**Exercise details**
Copy out each line that mentions the word "υλικού".

==== Provided information ====

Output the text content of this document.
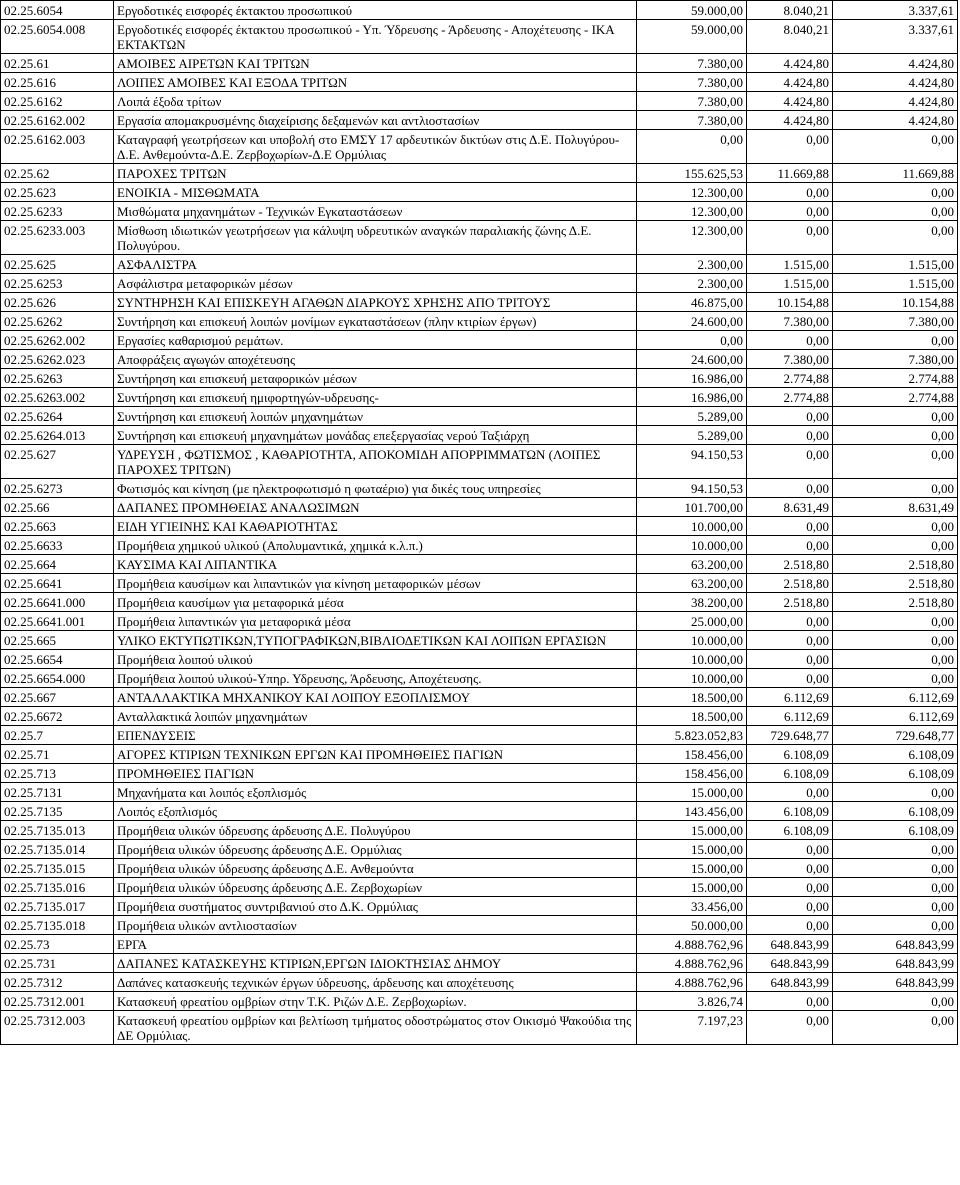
02.25.6054	Εργοδοτικές εισφορές έκτακτου προσωπικού	59.000,00	8.040,21	3.337,61
02.25.6054.008	Εργοδοτικές εισφορές έκτακτου προσωπικού - Υπ. Ύδρευσης - Άρδευσης - Αποχέτευσης - ΙΚΑ ΕΚΤΑΚΤΩΝ	59.000,00	8.040,21	3.337,61
02.25.61	ΑΜΟΙΒΕΣ ΑΙΡΕΤΩΝ ΚΑΙ ΤΡΙΤΩΝ	7.380,00	4.424,80	4.424,80
02.25.616	ΛΟΙΠΕΣ ΑΜΟΙΒΕΣ ΚΑΙ ΕΞΟΔΑ ΤΡΙΤΩΝ	7.380,00	4.424,80	4.424,80
02.25.6162	Λοιπά έξοδα τρίτων	7.380,00	4.424,80	4.424,80
02.25.6162.002	Εργασία απομακρυσμένης διαχείρισης δεξαμενών και αντλιοστασίων	7.380,00	4.424,80	4.424,80
02.25.6162.003	Καταγραφή γεωτρήσεων και υποβολή στο ΕΜΣΥ 17 αρδευτικών δικτύων στις Δ.Ε. Πολυγύρου-Δ.Ε. Ανθεμούντα-Δ.Ε. Ζερβοχωρίων-Δ.Ε Ορμύλιας	0,00	0,00	0,00
02.25.62	ΠΑΡΟΧΕΣ ΤΡΙΤΩΝ	155.625,53	11.669,88	11.669,88
02.25.623	ΕΝΟΙΚΙΑ - ΜΙΣΘΩΜΑΤΑ	12.300,00	0,00	0,00
02.25.6233	Μισθώματα μηχανημάτων - Τεχνικών Εγκαταστάσεων	12.300,00	0,00	0,00
02.25.6233.003	Μίσθωση ιδιωτικών γεωτρήσεων για κάλυψη υδρευτικών αναγκών παραλιακής ζώνης Δ.Ε. Πολυγύρου.	12.300,00	0,00	0,00
02.25.625	ΑΣΦΑΛΙΣΤΡΑ	2.300,00	1.515,00	1.515,00
02.25.6253	Ασφάλιστρα μεταφορικών μέσων	2.300,00	1.515,00	1.515,00
02.25.626	ΣΥΝΤΗΡΗΣΗ ΚΑΙ ΕΠΙΣΚΕΥΗ ΑΓΑΘΩΝ ΔΙΑΡΚΟΥΣ ΧΡΗΣΗΣ ΑΠΟ ΤΡΙΤΟΥΣ	46.875,00	10.154,88	10.154,88
02.25.6262	Συντήρηση και επισκευή λοιπών μονίμων εγκαταστάσεων (πλην κτιρίων έργων)	24.600,00	7.380,00	7.380,00
02.25.6262.002	Εργασίες καθαρισμού ρεμάτων.	0,00	0,00	0,00
02.25.6262.023	Αποφράξεις αγωγών αποχέτευσης	24.600,00	7.380,00	7.380,00
02.25.6263	Συντήρηση και επισκευή μεταφορικών μέσων	16.986,00	2.774,88	2.774,88
02.25.6263.002	Συντήρηση και επισκευή ημιφορτηγών-υδρευσης-	16.986,00	2.774,88	2.774,88
02.25.6264	Συντήρηση και επισκευή λοιπών μηχανημάτων	5.289,00	0,00	0,00
02.25.6264.013	Συντήρηση και επισκευή μηχανημάτων μονάδας επεξεργασίας νερού Ταξιάρχη	5.289,00	0,00	0,00
02.25.627	ΥΔΡΕΥΣΗ , ΦΩΤΙΣΜΟΣ , ΚΑΘΑΡΙΟΤΗΤΑ, ΑΠΟΚΟΜΙΔΗ ΑΠΟΡΡΙΜΜΑΤΩΝ (ΛΟΙΠΕΣ ΠΑΡΟΧΕΣ ΤΡΙΤΩΝ)	94.150,53	0,00	0,00
02.25.6273	Φωτισμός και κίνηση (με ηλεκτροφωτισμό η φωταέριο) για δικές τους υπηρεσίες	94.150,53	0,00	0,00
02.25.66	ΔΑΠΑΝΕΣ ΠΡΟΜΗΘΕΙΑΣ ΑΝΑΛΩΣΙΜΩΝ	101.700,00	8.631,49	8.631,49
02.25.663	ΕΙΔΗ ΥΓΙΕΙΝΗΣ ΚΑΙ ΚΑΘΑΡΙΟΤΗΤΑΣ	10.000,00	0,00	0,00
02.25.6633	Προμήθεια χημικού υλικού (Απολυμαντικά, χημικά κ.λ.π.)	10.000,00	0,00	0,00
02.25.664	ΚΑΥΣΙΜΑ ΚΑΙ ΛΙΠΑΝΤΙΚΑ	63.200,00	2.518,80	2.518,80
02.25.6641	Προμήθεια καυσίμων και λιπαντικών για κίνηση μεταφορικών μέσων	63.200,00	2.518,80	2.518,80
02.25.6641.000	Προμήθεια καυσίμων για μεταφορικά μέσα	38.200,00	2.518,80	2.518,80
02.25.6641.001	Προμήθεια λιπαντικών για μεταφορικά μέσα	25.000,00	0,00	0,00
02.25.665	ΥΛΙΚΟ ΕΚΤΥΠΩΤΙΚΩΝ,ΤΥΠΟΓΡΑΦΙΚΩΝ,ΒΙΒΛΙΟΔΕΤΙΚΩΝ ΚΑΙ ΛΟΙΠΩΝ ΕΡΓΑΣΙΩΝ	10.000,00	0,00	0,00
02.25.6654	Προμήθεια λοιπού υλικού	10.000,00	0,00	0,00
02.25.6654.000	Προμήθεια λοιπού υλικού-Υπηρ. Υδρευσης, Άρδευσης, Αποχέτευσης.	10.000,00	0,00	0,00
02.25.667	ΑΝΤΑΛΛΑΚΤΙΚΑ ΜΗΧΑΝΙΚΟΥ ΚΑΙ ΛΟΙΠΟΥ ΕΞΟΠΛΙΣΜΟΥ	18.500,00	6.112,69	6.112,69
02.25.6672	Ανταλλακτικά λοιπών μηχανημάτων	18.500,00	6.112,69	6.112,69
02.25.7	ΕΠΕΝΔΥΣΕΙΣ	5.823.052,83	729.648,77	729.648,77
02.25.71	ΑΓΟΡΕΣ ΚΤΙΡΙΩΝ ΤΕΧΝΙΚΩΝ ΕΡΓΩΝ ΚΑΙ ΠΡΟΜΗΘΕΙΕΣ ΠΑΓΙΩΝ	158.456,00	6.108,09	6.108,09
02.25.713	ΠΡΟΜΗΘΕΙΕΣ ΠΑΓΙΩΝ	158.456,00	6.108,09	6.108,09
02.25.7131	Μηχανήματα και λοιπός εξοπλισμός	15.000,00	0,00	0,00
02.25.7135	Λοιπός εξοπλισμός	143.456,00	6.108,09	6.108,09
02.25.7135.013	Προμήθεια υλικών ύδρευσης άρδευσης Δ.Ε. Πολυγύρου	15.000,00	6.108,09	6.108,09
02.25.7135.014	Προμήθεια υλικών ύδρευσης άρδευσης Δ.Ε. Ορμύλιας	15.000,00	0,00	0,00
02.25.7135.015	Προμήθεια υλικών ύδρευσης άρδευσης Δ.Ε. Ανθεμούντα	15.000,00	0,00	0,00
02.25.7135.016	Προμήθεια υλικών ύδρευσης άρδευσης Δ.Ε. Ζερβοχωρίων	15.000,00	0,00	0,00
02.25.7135.017	Προμήθεια συστήματος συντριβανιού στο Δ.Κ. Ορμύλιας	33.456,00	0,00	0,00
02.25.7135.018	Προμήθεια υλικών αντλιοστασίων	50.000,00	0,00	0,00
02.25.73	ΕΡΓΑ	4.888.762,96	648.843,99	648.843,99
02.25.731	ΔΑΠΑΝΕΣ ΚΑΤΑΣΚΕΥΗΣ ΚΤΙΡΙΩΝ,ΕΡΓΩΝ ΙΔΙΟΚΤΗΣΙΑΣ ΔΗΜΟΥ	4.888.762,96	648.843,99	648.843,99
02.25.7312	Δαπάνες κατασκευής τεχνικών έργων ύδρευσης, άρδευσης και αποχέτευσης	4.888.762,96	648.843,99	648.843,99
02.25.7312.001	Κατασκευή φρεατίου ομβρίων στην Τ.Κ. Ριζών Δ.Ε. Ζερβοχωρίων.	3.826,74	0,00	0,00
02.25.7312.003	Κατασκευή φρεατίου ομβρίων και βελτίωση τμήματος οδοστρώματος στον Οικισμό Ψακούδια της ΔΕ Ορμύλιας.	7.197,23	0,00	0,00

====

**Written reply**
02.25.6633	Προμήθεια χημικού υλικού (Απολυμαντικά, χημικά κ.λ.π.)	10.000,00	0,00	0,00
02.25.6654	Προμήθεια λοιπού υλικού	10.000,00	0,00	0,00
02.25.6654.000	Προμήθεια λοιπού υλικού-Υπηρ. Υδρευσης, Άρδευσης, Αποχέτευσης.	10.000,00	0,00	0,00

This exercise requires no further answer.